Short task | Reproduce every item below word for word, with each line unchanged.

—————

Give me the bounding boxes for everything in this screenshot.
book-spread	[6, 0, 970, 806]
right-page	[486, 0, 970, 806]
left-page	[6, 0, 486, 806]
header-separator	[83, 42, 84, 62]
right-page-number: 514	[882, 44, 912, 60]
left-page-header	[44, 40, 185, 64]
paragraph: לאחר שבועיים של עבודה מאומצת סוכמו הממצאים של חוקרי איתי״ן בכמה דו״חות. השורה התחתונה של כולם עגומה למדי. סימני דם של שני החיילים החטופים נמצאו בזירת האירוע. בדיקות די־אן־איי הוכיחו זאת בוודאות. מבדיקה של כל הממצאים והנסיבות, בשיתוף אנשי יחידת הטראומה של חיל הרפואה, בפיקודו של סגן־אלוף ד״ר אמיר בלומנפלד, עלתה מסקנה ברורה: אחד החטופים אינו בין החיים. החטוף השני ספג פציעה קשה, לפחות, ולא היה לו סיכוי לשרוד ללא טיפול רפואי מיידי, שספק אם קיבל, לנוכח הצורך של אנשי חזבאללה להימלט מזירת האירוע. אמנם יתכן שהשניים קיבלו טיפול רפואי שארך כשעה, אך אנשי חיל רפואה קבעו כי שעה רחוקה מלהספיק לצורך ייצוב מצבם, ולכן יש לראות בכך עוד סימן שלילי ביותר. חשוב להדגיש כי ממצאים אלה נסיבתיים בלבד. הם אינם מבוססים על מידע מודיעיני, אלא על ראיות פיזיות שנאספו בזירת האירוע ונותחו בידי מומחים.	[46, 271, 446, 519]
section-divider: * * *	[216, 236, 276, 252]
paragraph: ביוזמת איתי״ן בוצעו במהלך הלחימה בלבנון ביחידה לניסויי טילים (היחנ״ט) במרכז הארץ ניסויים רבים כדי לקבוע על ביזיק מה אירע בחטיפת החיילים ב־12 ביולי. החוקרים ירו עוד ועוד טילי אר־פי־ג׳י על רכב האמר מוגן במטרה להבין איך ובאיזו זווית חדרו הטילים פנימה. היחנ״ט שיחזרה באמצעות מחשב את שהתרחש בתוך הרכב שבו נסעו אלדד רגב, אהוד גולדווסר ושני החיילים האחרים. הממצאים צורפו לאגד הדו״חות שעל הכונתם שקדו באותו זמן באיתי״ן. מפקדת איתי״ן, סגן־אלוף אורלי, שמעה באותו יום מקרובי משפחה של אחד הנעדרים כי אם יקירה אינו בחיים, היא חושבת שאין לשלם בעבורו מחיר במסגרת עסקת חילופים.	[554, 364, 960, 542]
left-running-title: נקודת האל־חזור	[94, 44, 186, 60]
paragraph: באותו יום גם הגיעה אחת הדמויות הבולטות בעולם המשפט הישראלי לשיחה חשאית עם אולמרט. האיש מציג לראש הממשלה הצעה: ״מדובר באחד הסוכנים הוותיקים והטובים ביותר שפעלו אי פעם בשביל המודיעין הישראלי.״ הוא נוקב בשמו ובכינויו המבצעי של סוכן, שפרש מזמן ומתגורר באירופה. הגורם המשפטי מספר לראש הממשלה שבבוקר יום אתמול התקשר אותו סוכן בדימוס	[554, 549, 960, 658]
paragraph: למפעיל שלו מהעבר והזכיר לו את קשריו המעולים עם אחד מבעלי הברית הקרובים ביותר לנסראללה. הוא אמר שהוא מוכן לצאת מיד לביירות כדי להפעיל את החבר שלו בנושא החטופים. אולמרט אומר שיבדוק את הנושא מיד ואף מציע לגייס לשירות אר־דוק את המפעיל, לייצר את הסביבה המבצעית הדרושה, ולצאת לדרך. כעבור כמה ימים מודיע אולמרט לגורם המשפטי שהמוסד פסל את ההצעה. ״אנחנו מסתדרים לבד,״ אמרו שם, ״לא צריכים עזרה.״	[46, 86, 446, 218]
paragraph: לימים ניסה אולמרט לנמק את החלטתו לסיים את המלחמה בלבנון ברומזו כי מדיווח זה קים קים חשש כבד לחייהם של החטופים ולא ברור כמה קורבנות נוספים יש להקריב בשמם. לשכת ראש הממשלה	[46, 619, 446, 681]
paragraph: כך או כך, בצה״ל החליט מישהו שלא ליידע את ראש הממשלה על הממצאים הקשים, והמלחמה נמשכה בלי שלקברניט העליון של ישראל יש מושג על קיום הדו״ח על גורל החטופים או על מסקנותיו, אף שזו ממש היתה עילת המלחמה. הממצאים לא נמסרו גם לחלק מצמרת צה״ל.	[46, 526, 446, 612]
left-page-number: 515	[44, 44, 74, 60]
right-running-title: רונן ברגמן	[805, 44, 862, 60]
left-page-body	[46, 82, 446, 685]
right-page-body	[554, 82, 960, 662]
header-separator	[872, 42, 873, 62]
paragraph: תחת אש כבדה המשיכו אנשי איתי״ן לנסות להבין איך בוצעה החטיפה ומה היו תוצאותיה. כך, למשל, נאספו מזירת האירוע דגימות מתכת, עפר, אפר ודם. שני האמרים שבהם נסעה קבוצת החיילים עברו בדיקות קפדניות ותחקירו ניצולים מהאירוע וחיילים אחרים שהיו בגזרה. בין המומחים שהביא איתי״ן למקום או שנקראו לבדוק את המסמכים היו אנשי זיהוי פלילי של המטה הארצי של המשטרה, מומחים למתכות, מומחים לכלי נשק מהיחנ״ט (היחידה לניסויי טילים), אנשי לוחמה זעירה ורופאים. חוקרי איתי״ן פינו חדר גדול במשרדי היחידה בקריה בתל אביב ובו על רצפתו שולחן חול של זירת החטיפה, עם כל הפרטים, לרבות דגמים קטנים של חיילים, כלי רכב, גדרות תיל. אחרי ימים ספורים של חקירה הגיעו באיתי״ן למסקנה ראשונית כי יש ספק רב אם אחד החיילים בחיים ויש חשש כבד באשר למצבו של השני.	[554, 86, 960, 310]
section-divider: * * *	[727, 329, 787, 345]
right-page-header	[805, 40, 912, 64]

—————

Answer for the task |
Give me the bounding boxes for everything in this screenshot.
book-spread	[6, 0, 970, 806]
right-page	[486, 0, 970, 806]
left-page	[6, 0, 486, 806]
header-separator	[83, 42, 84, 62]
right-page-number: 514	[882, 44, 912, 60]
left-page-header	[44, 40, 185, 64]
paragraph: לאחר שבועיים של עבודה מאומצת סוכמו הממצאים של חוקרי איתי״ן בכמה דו״חות. השורה התחתונה של כולם עגומה למדי. סימני דם של שני החיילים החטופים נמצאו בזירת האירוע. בדיקות די־אן־איי הוכיחו זאת בוודאות. מבדיקה של כל הממצאים והנסיבות, בשיתוף אנשי יחידת הטראומה של חיל הרפואה, בפיקודו של סגן־אלוף ד״ר אמיר בלומנפלד, עלתה מסקנה ברורה: אחד החטופים אינו בין החיים. החטוף השני ספג פציעה קשה, לפחות, ולא היה לו סיכוי לשרוד ללא טיפול רפואי מיידי, שספק אם קיבל, לנוכח הצורך של אנשי חזבאללה להימלט מזירת האירוע. אמנם יתכן שהשניים קיבלו טיפול רפואי שארך כשעה, אך אנשי חיל רפואה קבעו כי שעה רחוקה מלהספיק לצורך ייצוב מצבם, ולכן יש לראות בכך עוד סימן שלילי ביותר. חשוב להדגיש כי ממצאים אלה נסיבתיים בלבד. הם אינם מבוססים על מידע מודיעיני, אלא על ראיות פיזיות שנאספו בזירת האירוע ונותחו בידי מומחים.	[46, 271, 446, 519]
section-divider: * * *	[216, 236, 276, 252]
paragraph: ביוזמת איתי״ן בוצעו במהלך הלחימה בלבנון ביחידה לניסויי טילים (היחנ״ט) במרכז הארץ ניסויים רבים כדי לקבוע על ביזיק מה אירע בחטיפת החיילים ב־12 ביולי. החוקרים ירו עוד ועוד טילי אר־פי־ג׳י על רכב האמר מוגן במטרה להבין איך ובאיזו זווית חדרו הטילים פנימה. היחנ״ט שיחזרה באמצעות מחשב את שהתרחש בתוך הרכב שבו נסעו אלדד רגב, אהוד גולדווסר ושני החיילים האחרים. הממצאים צורפו לאגד הדו״חות שעל הכונתם שקדו באותו זמן באיתי״ן. מפקדת איתי״ן, סגן־אלוף אורלי, שמעה באותו יום מקרובי משפחה של אחד הנעדרים כי אם יקירה אינו בחיים, היא חושבת שאין לשלם בעבורו מחיר במסגרת עסקת חילופים.	[554, 364, 960, 542]
left-running-title: נקודת האל־חזור	[94, 44, 186, 60]
paragraph: באותו יום גם הגיעה אחת הדמויות הבולטות בעולם המשפט הישראלי לשיחה חשאית עם אולמרט. האיש מציג לראש הממשלה הצעה: ״מדובר באחד הסוכנים הוותיקים והטובים ביותר שפעלו אי פעם בשביל המודיעין הישראלי.״ הוא נוקב בשמו ובכינויו המבצעי של סוכן, שפרש מזמן ומתגורר באירופה. הגורם המשפטי מספר לראש הממשלה שבבוקר יום אתמול התקשר אותו סוכן בדימוס	[554, 549, 960, 658]
paragraph: למפעיל שלו מהעבר והזכיר לו את קשריו המעולים עם אחד מבעלי הברית הקרובים ביותר לנסראללה. הוא אמר שהוא מוכן לצאת מיד לביירות כדי להפעיל את החבר שלו בנושא החטופים. אולמרט אומר שיבדוק את הנושא מיד ואף מציע לגייס לשירות אר־דוק את המפעיל, לייצר את הסביבה המבצעית הדרושה, ולצאת לדרך. כעבור כמה ימים מודיע אולמרט לגורם המשפטי שהמוסד פסל את ההצעה. ״אנחנו מסתדרים לבד,״ אמרו שם, ״לא צריכים עזרה.״	[46, 86, 446, 218]
paragraph: לימים ניסה אולמרט לנמק את החלטתו לסיים את המלחמה בלבנון ברומזו כי מדיווח זה קים קים חשש כבד לחייהם של החטופים ולא ברור כמה קורבנות נוספים יש להקריב בשמם. לשכת ראש הממשלה	[46, 619, 446, 681]
paragraph: כך או כך, בצה״ל החליט מישהו שלא ליידע את ראש הממשלה על הממצאים הקשים, והמלחמה נמשכה בלי שלקברניט העליון של ישראל יש מושג על קיום הדו״ח על גורל החטופים או על מסקנותיו, אף שזו ממש היתה עילת המלחמה. הממצאים לא נמסרו גם לחלק מצמרת צה״ל.	[46, 526, 446, 612]
left-page-number: 515	[44, 44, 74, 60]
right-running-title: רונן ברגמן	[805, 44, 862, 60]
left-page-body	[46, 82, 446, 685]
right-page-body	[554, 82, 960, 662]
header-separator	[872, 42, 873, 62]
paragraph: תחת אש כבדה המשיכו אנשי איתי״ן לנסות להבין איך בוצעה החטיפה ומה היו תוצאותיה. כך, למשל, נאספו מזירת האירוע דגימות מתכת, עפר, אפר ודם. שני האמרים שבהם נסעה קבוצת החיילים עברו בדיקות קפדניות ותחקירו ניצולים מהאירוע וחיילים אחרים שהיו בגזרה. בין המומחים שהביא איתי״ן למקום או שנקראו לבדוק את המסמכים היו אנשי זיהוי פלילי של המטה הארצי של המשטרה, מומחים למתכות, מומחים לכלי נשק מהיחנ״ט (היחידה לניסויי טילים), אנשי לוחמה זעירה ורופאים. חוקרי איתי״ן פינו חדר גדול במשרדי היחידה בקריה בתל אביב ובו על רצפתו שולחן חול של זירת החטיפה, עם כל הפרטים, לרבות דגמים קטנים של חיילים, כלי רכב, גדרות תיל. אחרי ימים ספורים של חקירה הגיעו באיתי״ן למסקנה ראשונית כי יש ספק רב אם אחד החיילים בחיים ויש חשש כבד באשר למצבו של השני.	[554, 86, 960, 310]
section-divider: * * *	[727, 329, 787, 345]
right-page-header	[805, 40, 912, 64]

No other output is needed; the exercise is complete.